STATED PROBLEM:
Every line that includes the word "сложные" is to be listed.

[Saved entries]
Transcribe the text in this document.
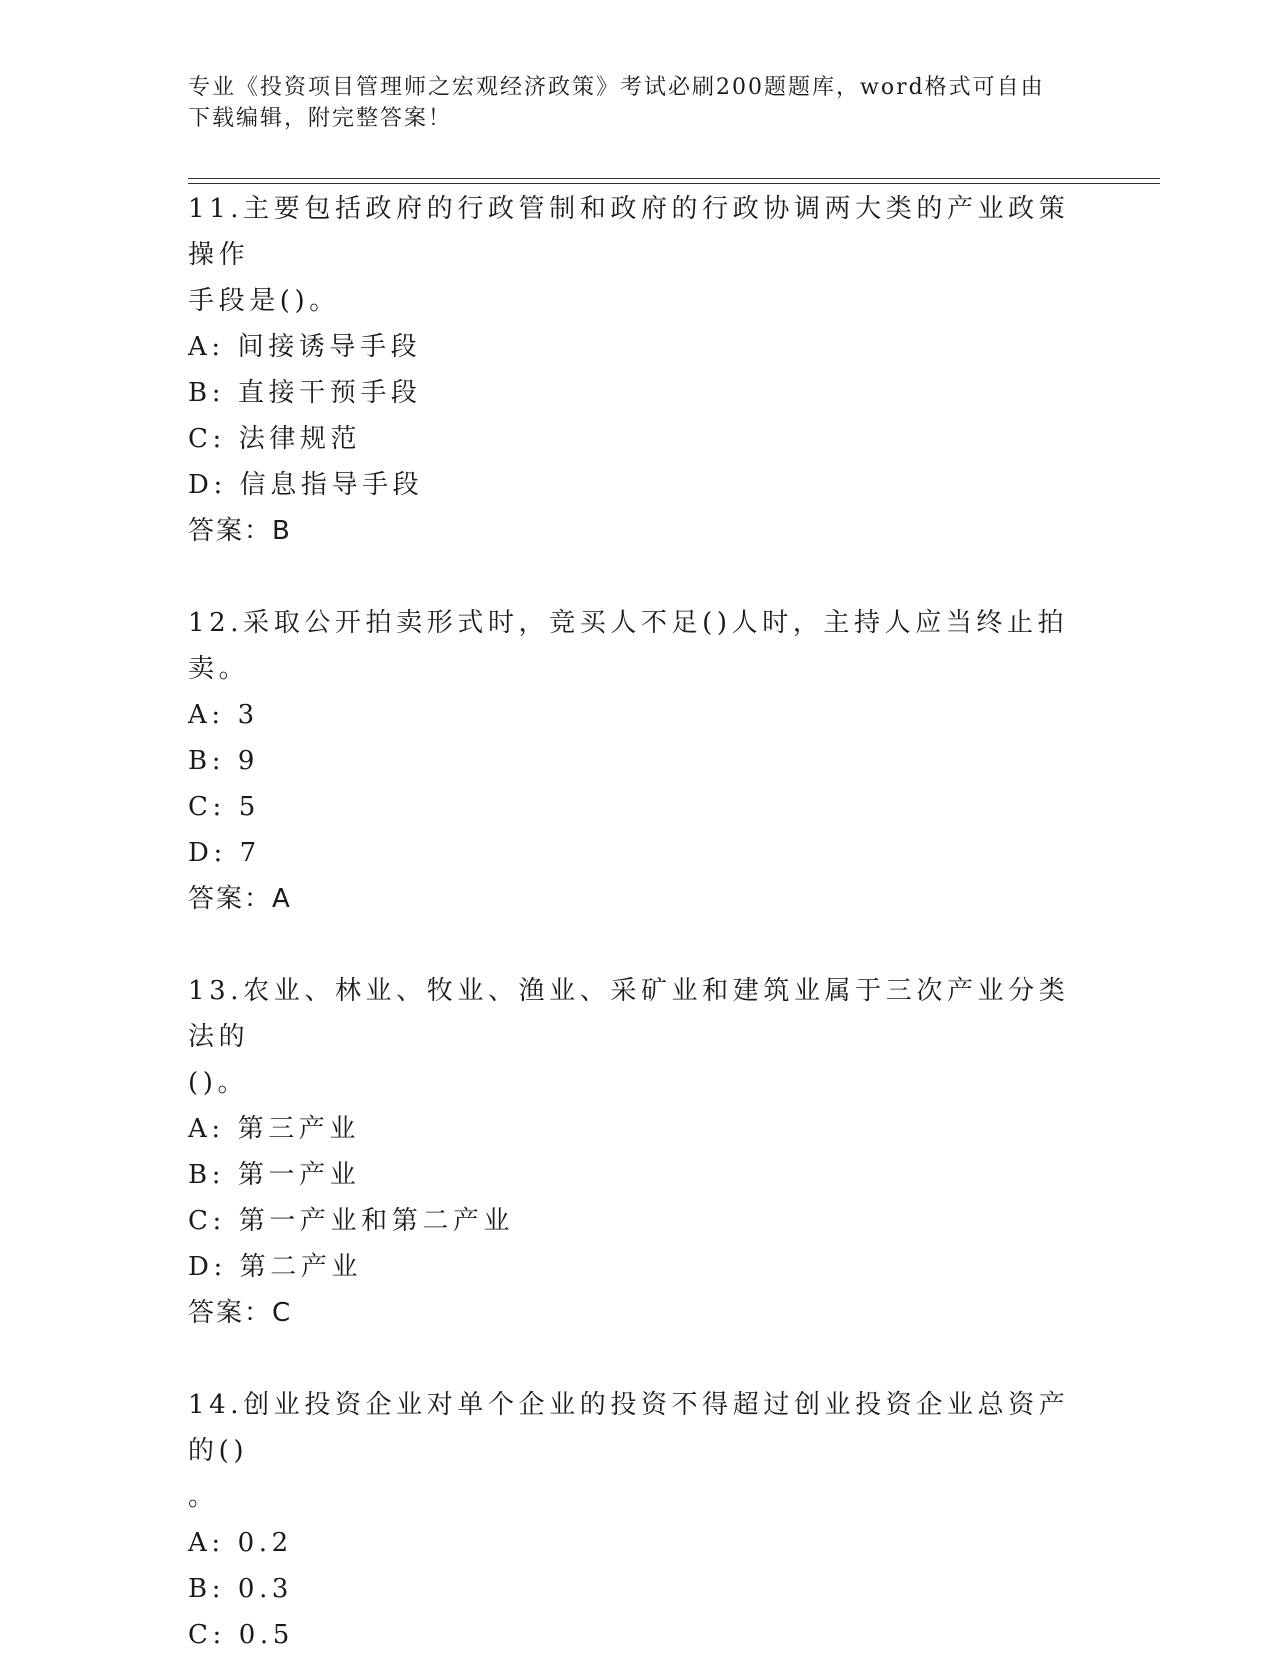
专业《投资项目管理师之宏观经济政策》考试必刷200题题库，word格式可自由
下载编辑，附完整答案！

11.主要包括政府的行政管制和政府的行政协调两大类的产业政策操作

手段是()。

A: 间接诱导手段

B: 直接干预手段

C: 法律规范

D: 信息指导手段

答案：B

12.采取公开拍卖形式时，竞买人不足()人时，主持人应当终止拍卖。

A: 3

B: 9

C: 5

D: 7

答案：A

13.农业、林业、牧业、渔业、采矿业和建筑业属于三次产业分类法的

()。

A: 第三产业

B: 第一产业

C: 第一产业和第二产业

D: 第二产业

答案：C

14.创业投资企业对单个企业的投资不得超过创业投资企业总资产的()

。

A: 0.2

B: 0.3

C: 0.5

---

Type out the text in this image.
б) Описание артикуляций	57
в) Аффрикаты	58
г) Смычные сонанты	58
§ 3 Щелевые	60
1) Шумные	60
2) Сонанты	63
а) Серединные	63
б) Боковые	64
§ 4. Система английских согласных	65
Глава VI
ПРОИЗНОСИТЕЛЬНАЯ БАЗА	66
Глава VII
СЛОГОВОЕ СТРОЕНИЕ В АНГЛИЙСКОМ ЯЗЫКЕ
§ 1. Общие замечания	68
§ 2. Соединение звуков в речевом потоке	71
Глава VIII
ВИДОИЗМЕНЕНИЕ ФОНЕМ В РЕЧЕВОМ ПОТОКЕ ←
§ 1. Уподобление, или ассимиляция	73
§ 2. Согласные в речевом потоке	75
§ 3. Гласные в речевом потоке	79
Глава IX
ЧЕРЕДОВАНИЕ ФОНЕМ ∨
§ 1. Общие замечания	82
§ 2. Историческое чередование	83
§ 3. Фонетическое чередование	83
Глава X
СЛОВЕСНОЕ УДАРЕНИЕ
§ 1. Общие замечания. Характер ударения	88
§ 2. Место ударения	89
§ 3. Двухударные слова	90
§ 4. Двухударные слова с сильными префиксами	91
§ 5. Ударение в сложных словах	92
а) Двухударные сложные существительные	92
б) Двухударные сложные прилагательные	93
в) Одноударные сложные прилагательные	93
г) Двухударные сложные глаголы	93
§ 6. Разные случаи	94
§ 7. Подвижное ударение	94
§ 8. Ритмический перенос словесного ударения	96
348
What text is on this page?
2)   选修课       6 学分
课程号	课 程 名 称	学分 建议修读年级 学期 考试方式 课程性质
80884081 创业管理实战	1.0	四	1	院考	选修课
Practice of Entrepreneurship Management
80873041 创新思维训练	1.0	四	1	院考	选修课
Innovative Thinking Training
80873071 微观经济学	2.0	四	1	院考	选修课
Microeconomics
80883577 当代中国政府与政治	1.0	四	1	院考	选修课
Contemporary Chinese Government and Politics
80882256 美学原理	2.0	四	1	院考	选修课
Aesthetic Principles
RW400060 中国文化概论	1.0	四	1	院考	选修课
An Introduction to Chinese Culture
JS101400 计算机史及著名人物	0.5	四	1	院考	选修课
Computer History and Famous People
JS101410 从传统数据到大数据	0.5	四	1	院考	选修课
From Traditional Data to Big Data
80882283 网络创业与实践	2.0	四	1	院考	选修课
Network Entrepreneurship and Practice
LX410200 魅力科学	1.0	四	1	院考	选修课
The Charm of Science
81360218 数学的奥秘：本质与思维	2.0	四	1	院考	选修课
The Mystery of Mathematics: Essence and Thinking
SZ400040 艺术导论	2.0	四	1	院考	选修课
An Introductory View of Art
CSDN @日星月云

SOLUTION:
а) Двухударные сложные существительные	92
б) Двухударные сложные прилагательные	93
в) Одноударные сложные прилагательные	93
г) Двухударные сложные глаголы	93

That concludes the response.